■ Goal: Write each record again exactly as it stands.

■ Input records:
[BEGIN]
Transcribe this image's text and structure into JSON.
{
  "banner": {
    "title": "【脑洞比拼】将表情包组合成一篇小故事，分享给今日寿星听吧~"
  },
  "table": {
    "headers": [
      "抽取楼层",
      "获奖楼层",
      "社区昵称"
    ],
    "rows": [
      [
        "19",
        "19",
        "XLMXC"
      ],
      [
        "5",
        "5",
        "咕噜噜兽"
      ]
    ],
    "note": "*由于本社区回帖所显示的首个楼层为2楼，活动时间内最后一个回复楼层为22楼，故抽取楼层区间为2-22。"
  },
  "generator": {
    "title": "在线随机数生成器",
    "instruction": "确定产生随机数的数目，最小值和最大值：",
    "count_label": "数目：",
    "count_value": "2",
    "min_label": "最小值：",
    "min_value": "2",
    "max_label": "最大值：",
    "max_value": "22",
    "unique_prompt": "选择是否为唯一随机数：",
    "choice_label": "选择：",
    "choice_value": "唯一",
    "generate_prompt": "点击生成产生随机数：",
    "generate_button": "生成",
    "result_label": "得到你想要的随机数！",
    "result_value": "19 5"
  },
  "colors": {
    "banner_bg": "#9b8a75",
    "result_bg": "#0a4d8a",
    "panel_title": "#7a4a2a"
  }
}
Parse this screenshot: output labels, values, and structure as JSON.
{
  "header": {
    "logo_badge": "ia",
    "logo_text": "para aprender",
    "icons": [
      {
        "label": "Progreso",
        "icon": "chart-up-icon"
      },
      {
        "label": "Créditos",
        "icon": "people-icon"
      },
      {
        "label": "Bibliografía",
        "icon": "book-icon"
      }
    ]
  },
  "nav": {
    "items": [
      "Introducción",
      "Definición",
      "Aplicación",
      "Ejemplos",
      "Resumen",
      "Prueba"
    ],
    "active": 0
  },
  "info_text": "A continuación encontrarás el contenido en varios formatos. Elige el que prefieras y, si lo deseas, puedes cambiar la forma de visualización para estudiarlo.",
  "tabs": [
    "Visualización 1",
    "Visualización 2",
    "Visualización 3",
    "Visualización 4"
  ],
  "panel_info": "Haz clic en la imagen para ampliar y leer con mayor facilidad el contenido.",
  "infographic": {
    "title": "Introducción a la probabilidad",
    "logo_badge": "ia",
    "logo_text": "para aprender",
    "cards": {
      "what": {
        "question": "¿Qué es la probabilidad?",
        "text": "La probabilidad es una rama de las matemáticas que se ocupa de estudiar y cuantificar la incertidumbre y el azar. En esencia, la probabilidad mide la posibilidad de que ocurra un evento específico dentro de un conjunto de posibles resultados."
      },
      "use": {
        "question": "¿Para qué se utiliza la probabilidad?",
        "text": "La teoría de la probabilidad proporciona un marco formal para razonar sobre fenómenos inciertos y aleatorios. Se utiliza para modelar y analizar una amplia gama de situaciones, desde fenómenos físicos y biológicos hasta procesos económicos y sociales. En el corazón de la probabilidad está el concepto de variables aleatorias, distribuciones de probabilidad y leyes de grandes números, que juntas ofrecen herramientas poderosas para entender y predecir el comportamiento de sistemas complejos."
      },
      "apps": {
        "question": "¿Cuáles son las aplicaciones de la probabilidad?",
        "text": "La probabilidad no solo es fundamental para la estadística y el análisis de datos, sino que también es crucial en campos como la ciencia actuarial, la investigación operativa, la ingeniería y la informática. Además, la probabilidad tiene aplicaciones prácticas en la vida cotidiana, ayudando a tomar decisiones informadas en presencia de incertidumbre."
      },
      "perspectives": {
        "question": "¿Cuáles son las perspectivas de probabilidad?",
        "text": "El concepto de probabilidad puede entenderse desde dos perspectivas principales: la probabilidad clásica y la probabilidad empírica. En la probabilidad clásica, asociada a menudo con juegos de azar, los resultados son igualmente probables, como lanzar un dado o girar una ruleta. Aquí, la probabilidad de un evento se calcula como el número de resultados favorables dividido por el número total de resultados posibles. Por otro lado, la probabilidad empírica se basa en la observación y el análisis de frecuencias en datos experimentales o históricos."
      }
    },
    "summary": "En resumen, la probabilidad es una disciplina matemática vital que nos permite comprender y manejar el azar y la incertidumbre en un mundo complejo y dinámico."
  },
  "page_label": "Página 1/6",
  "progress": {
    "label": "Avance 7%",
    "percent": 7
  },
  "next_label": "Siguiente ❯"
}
[END]
■ Answer below:
Transcribe this image's text and structure into JSON.
{
  "banner": {
    "title": "【脑洞比拼】将表情包组合成一篇小故事，分享给今日寿星听吧~"
  },
  "table": {
    "headers": [
      "抽取楼层",
      "获奖楼层",
      "社区昵称"
    ],
    "rows": [
      [
        "19",
        "19",
        "XLMXC"
      ],
      [
        "5",
        "5",
        "咕噜噜兽"
      ]
    ],
    "note": "*由于本社区回帖所显示的首个楼层为2楼，活动时间内最后一个回复楼层为22楼，故抽取楼层区间为2-22。"
  },
  "generator": {
    "title": "在线随机数生成器",
    "instruction": "确定产生随机数的数目，最小值和最大值：",
    "count_label": "数目：",
    "count_value": "2",
    "min_label": "最小值：",
    "min_value": "2",
    "max_label": "最大值：",
    "max_value": "22",
    "unique_prompt": "选择是否为唯一随机数：",
    "choice_label": "选择：",
    "choice_value": "唯一",
    "generate_prompt": "点击生成产生随机数：",
    "generate_button": "生成",
    "result_label": "得到你想要的随机数！",
    "result_value": "19 5"
  },
  "colors": {
    "banner_bg": "#9b8a75",
    "result_bg": "#0a4d8a",
    "panel_title": "#7a4a2a"
  }
}
Parse this screenshot: output labels, values, and structure as JSON.
{
  "header": {
    "logo_badge": "ia",
    "logo_text": "para aprender",
    "icons": [
      {
        "label": "Progreso",
        "icon": "chart-up-icon"
      },
      {
        "label": "Créditos",
        "icon": "people-icon"
      },
      {
        "label": "Bibliografía",
        "icon": "book-icon"
      }
    ]
  },
  "nav": {
    "items": [
      "Introducción",
      "Definición",
      "Aplicación",
      "Ejemplos",
      "Resumen",
      "Prueba"
    ],
    "active": 0
  },
  "info_text": "A continuación encontrarás el contenido en varios formatos. Elige el que prefieras y, si lo deseas, puedes cambiar la forma de visualización para estudiarlo.",
  "tabs": [
    "Visualización 1",
    "Visualización 2",
    "Visualización 3",
    "Visualización 4"
  ],
  "panel_info": "Haz clic en la imagen para ampliar y leer con mayor facilidad el contenido.",
  "infographic": {
    "title": "Introducción a la probabilidad",
    "logo_badge": "ia",
    "logo_text": "para aprender",
    "cards": {
      "what": {
        "question": "¿Qué es la probabilidad?",
        "text": "La probabilidad es una rama de las matemáticas que se ocupa de estudiar y cuantificar la incertidumbre y el azar. En esencia, la probabilidad mide la posibilidad de que ocurra un evento específico dentro de un conjunto de posibles resultados."
      },
      "use": {
        "question": "¿Para qué se utiliza la probabilidad?",
        "text": "La teoría de la probabilidad proporciona un marco formal para razonar sobre fenómenos inciertos y aleatorios. Se utiliza para modelar y analizar una amplia gama de situaciones, desde fenómenos físicos y biológicos hasta procesos económicos y sociales. En el corazón de la probabilidad está el concepto de variables aleatorias, distribuciones de probabilidad y leyes de grandes números, que juntas ofrecen herramientas poderosas para entender y predecir el comportamiento de sistemas complejos."
      },
      "apps": {
        "question": "¿Cuáles son las aplicaciones de la probabilidad?",
        "text": "La probabilidad no solo es fundamental para la estadística y el análisis de datos, sino que también es crucial en campos como la ciencia actuarial, la investigación operativa, la ingeniería y la informática. Además, la probabilidad tiene aplicaciones prácticas en la vida cotidiana, ayudando a tomar decisiones informadas en presencia de incertidumbre."
      },
      "perspectives": {
        "question": "¿Cuáles son las perspectivas de probabilidad?",
        "text": "El concepto de probabilidad puede entenderse desde dos perspectivas principales: la probabilidad clásica y la probabilidad empírica. En la probabilidad clásica, asociada a menudo con juegos de azar, los resultados son igualmente probables, como lanzar un dado o girar una ruleta. Aquí, la probabilidad de un evento se calcula como el número de resultados favorables dividido por el número total de resultados posibles. Por otro lado, la probabilidad empírica se basa en la observación y el análisis de frecuencias en datos experimentales o históricos."
      }
    },
    "summary": "En resumen, la probabilidad es una disciplina matemática vital que nos permite comprender y manejar el azar y la incertidumbre en un mundo complejo y dinámico."
  },
  "page_label": "Página 1/6",
  "progress": {
    "label": "Avance 7%",
    "percent": 7
  },
  "next_label": "Siguiente ❯"
}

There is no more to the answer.